§ **GIVEN EXERCISE**
Review the material and extract every line in which the word "Negative" occurs.

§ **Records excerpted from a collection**
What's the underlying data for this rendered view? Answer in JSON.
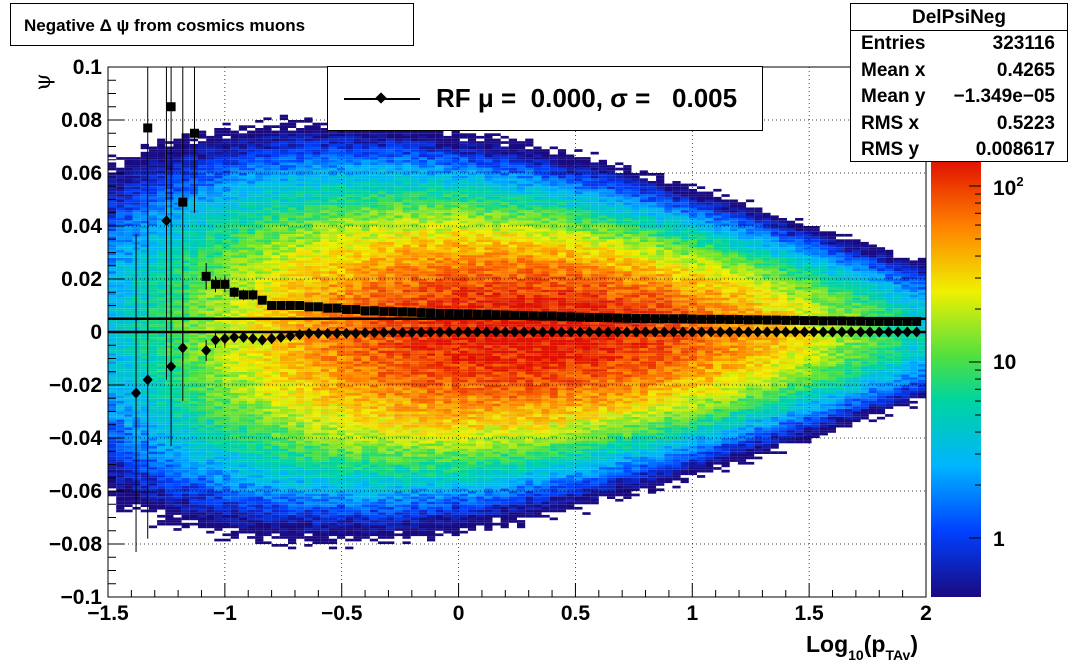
{
  "title": "Negative Δ ψ from cosmics muons",
  "stats": {
    "name": "DelPsiNeg",
    "rows": [
      {
        "label": "Entries",
        "value": "323116"
      },
      {
        "label": "Mean x",
        "value": "0.4265"
      },
      {
        "label": "Mean y",
        "value": "−1.349e−05"
      },
      {
        "label": "RMS x",
        "value": "0.5223"
      },
      {
        "label": "RMS y",
        "value": "0.008617"
      }
    ]
  },
  "legend": {
    "label": "RF μ =  0.000, σ =   0.005"
  },
  "colorbar": {
    "scale": "log",
    "tick_labels": [
      "1",
      "10",
      "10^2"
    ]
  },
  "chart_data": {
    "type": "heatmap",
    "title": "Negative Δ ψ from cosmics muons",
    "xlabel": "Log10(pTAv)",
    "ylabel": "ψ",
    "xlim": [
      -1.5,
      2
    ],
    "ylim": [
      -0.1,
      0.1
    ],
    "z_scale": "log",
    "grid": true,
    "x_ticks": [
      "−1.5",
      "−1",
      "−0.5",
      "0",
      "0.5",
      "1",
      "1.5",
      "2"
    ],
    "y_ticks": [
      "−0.1",
      "−0.08",
      "−0.06",
      "−0.04",
      "−0.02",
      "0",
      "0.02",
      "0.04",
      "0.06",
      "0.08",
      "0.1"
    ],
    "horizontal_lines": [
      0.0,
      0.005
    ],
    "series": [
      {
        "name": "mean",
        "marker": "diamond",
        "x": [
          -1.38,
          -1.33,
          -1.25,
          -1.23,
          -1.18,
          -1.08,
          -1.04,
          -1.0,
          -0.96,
          -0.92,
          -0.88,
          -0.84,
          -0.8,
          -0.76,
          -0.72,
          -0.68,
          -0.64,
          -0.6,
          -0.56,
          -0.52,
          -0.48,
          -0.44,
          -0.4,
          -0.36,
          -0.32,
          -0.28,
          -0.24,
          -0.2,
          -0.16,
          -0.12,
          -0.08,
          -0.04,
          0.0,
          0.04,
          0.08,
          0.12,
          0.16,
          0.2,
          0.24,
          0.28,
          0.32,
          0.36,
          0.4,
          0.44,
          0.48,
          0.52,
          0.56,
          0.6,
          0.64,
          0.68,
          0.72,
          0.76,
          0.8,
          0.84,
          0.88,
          0.92,
          0.96,
          1.0,
          1.04,
          1.08,
          1.12,
          1.16,
          1.2,
          1.24,
          1.28,
          1.32,
          1.36,
          1.4,
          1.44,
          1.48,
          1.52,
          1.56,
          1.6,
          1.64,
          1.68,
          1.72,
          1.76,
          1.8,
          1.84,
          1.88,
          1.92,
          1.96
        ],
        "y": [
          -0.023,
          -0.018,
          0.042,
          -0.013,
          -0.006,
          -0.007,
          -0.003,
          -0.0025,
          -0.002,
          -0.002,
          -0.0025,
          -0.003,
          -0.0025,
          -0.002,
          -0.0015,
          -0.001,
          -0.0005,
          -0.0005,
          -0.0005,
          -0.0005,
          -0.0005,
          -0.0005,
          -0.0003,
          -0.0003,
          -0.0002,
          -0.0002,
          -0.0002,
          -0.0002,
          -0.0001,
          -0.0001,
          -0.0001,
          0.0,
          0.0,
          0.0,
          0.0,
          0.0,
          0.0,
          0.0,
          0.0,
          0.0,
          0.0,
          0.0,
          0.0,
          0.0,
          0.0,
          0.0,
          0.0,
          0.0,
          0.0,
          0.0,
          0.0,
          0.0,
          0.0,
          0.0,
          0.0,
          0.0,
          0.0,
          0.0,
          0.0,
          0.0,
          0.0,
          0.0,
          0.0,
          0.0,
          0.0,
          0.0,
          0.0,
          0.0,
          0.0,
          0.0,
          0.0,
          0.0,
          0.0,
          0.0,
          0.0,
          0.0,
          0.0,
          0.0,
          0.0,
          0.0,
          0.0,
          0.0
        ],
        "err": [
          0.06,
          0.06,
          0.06,
          0.03,
          0.02,
          0.004,
          0.003,
          0.003,
          0.002,
          0.002,
          0.002,
          0.002,
          0.002,
          0.002,
          0.002,
          0.001,
          0.001,
          0.001,
          0.001,
          0.001,
          0.001,
          0.001,
          0.001,
          0.001,
          0.001,
          0.001,
          0.001,
          0.001,
          0.001,
          0.001,
          0.001,
          0.001,
          0.001,
          0.001,
          0.001,
          0.001,
          0.001,
          0.001,
          0.001,
          0.001,
          0.001,
          0.001,
          0.001,
          0.001,
          0.001,
          0.001,
          0.001,
          0.001,
          0.001,
          0.001,
          0.001,
          0.001,
          0.001,
          0.001,
          0.001,
          0.001,
          0.001,
          0.001,
          0.001,
          0.001,
          0.001,
          0.001,
          0.001,
          0.001,
          0.001,
          0.001,
          0.001,
          0.001,
          0.001,
          0.001,
          0.001,
          0.001,
          0.001,
          0.001,
          0.001,
          0.001,
          0.001,
          0.001,
          0.001,
          0.001,
          0.001,
          0.001
        ]
      },
      {
        "name": "sigma",
        "marker": "square",
        "x": [
          -1.33,
          -1.23,
          -1.18,
          -1.13,
          -1.08,
          -1.04,
          -1.0,
          -0.96,
          -0.92,
          -0.88,
          -0.84,
          -0.8,
          -0.76,
          -0.72,
          -0.68,
          -0.64,
          -0.6,
          -0.56,
          -0.52,
          -0.48,
          -0.44,
          -0.4,
          -0.36,
          -0.32,
          -0.28,
          -0.24,
          -0.2,
          -0.16,
          -0.12,
          -0.08,
          -0.04,
          0.0,
          0.04,
          0.08,
          0.12,
          0.16,
          0.2,
          0.24,
          0.28,
          0.32,
          0.36,
          0.4,
          0.44,
          0.48,
          0.52,
          0.56,
          0.6,
          0.64,
          0.68,
          0.72,
          0.76,
          0.8,
          0.84,
          0.88,
          0.92,
          0.96,
          1.0,
          1.04,
          1.08,
          1.12,
          1.16,
          1.2,
          1.24,
          1.28,
          1.32,
          1.36,
          1.4,
          1.44,
          1.48,
          1.52,
          1.56,
          1.6,
          1.64,
          1.68,
          1.72,
          1.76,
          1.8,
          1.84,
          1.88,
          1.92,
          1.96
        ],
        "y": [
          0.077,
          0.085,
          0.049,
          0.075,
          0.021,
          0.018,
          0.018,
          0.015,
          0.014,
          0.014,
          0.012,
          0.01,
          0.01,
          0.01,
          0.01,
          0.0095,
          0.0095,
          0.009,
          0.009,
          0.0085,
          0.0085,
          0.008,
          0.008,
          0.0078,
          0.0077,
          0.0076,
          0.0075,
          0.0073,
          0.0072,
          0.007,
          0.007,
          0.0068,
          0.0068,
          0.0067,
          0.0066,
          0.0065,
          0.0064,
          0.0063,
          0.0062,
          0.0061,
          0.006,
          0.006,
          0.0058,
          0.0057,
          0.0056,
          0.0055,
          0.0055,
          0.0054,
          0.0053,
          0.0052,
          0.0051,
          0.0051,
          0.005,
          0.005,
          0.005,
          0.005,
          0.0049,
          0.0048,
          0.0048,
          0.0048,
          0.0047,
          0.0047,
          0.0046,
          0.0046,
          0.0045,
          0.0045,
          0.0044,
          0.0044,
          0.0043,
          0.0043,
          0.0042,
          0.0042,
          0.0042,
          0.0041,
          0.0041,
          0.004,
          0.004,
          0.004,
          0.004,
          0.004,
          0.004
        ],
        "err": [
          0.08,
          0.08,
          0.06,
          0.03,
          0.005,
          0.003,
          0.003,
          0.002,
          0.002,
          0.002,
          0.001,
          0.001,
          0.001,
          0.001,
          0.001,
          0.001,
          0.001,
          0.001,
          0.001,
          0.001,
          0.001,
          0.001,
          0.001,
          0.001,
          0.001,
          0.001,
          0.001,
          0.001,
          0.001,
          0.001,
          0.001,
          0.001,
          0.001,
          0.001,
          0.001,
          0.001,
          0.001,
          0.001,
          0.001,
          0.001,
          0.001,
          0.001,
          0.001,
          0.001,
          0.001,
          0.001,
          0.001,
          0.001,
          0.001,
          0.001,
          0.001,
          0.001,
          0.001,
          0.001,
          0.001,
          0.001,
          0.001,
          0.001,
          0.001,
          0.001,
          0.001,
          0.001,
          0.001,
          0.001,
          0.001,
          0.001,
          0.001,
          0.001,
          0.001,
          0.001,
          0.001,
          0.001,
          0.001,
          0.001,
          0.001,
          0.001,
          0.001,
          0.001,
          0.001,
          0.001,
          0.001
        ]
      }
    ],
    "density": {
      "core_x": 0.3,
      "core_y": 0.0,
      "width_x": 0.9,
      "width_y_at_low_x": 0.04,
      "width_y_at_high_x": 0.015
    }
  }
}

§ **FINISHED EXERCISE**
  "title": "Negative Δ ψ from cosmics muons",
    "title": "Negative Δ ψ from cosmics muons",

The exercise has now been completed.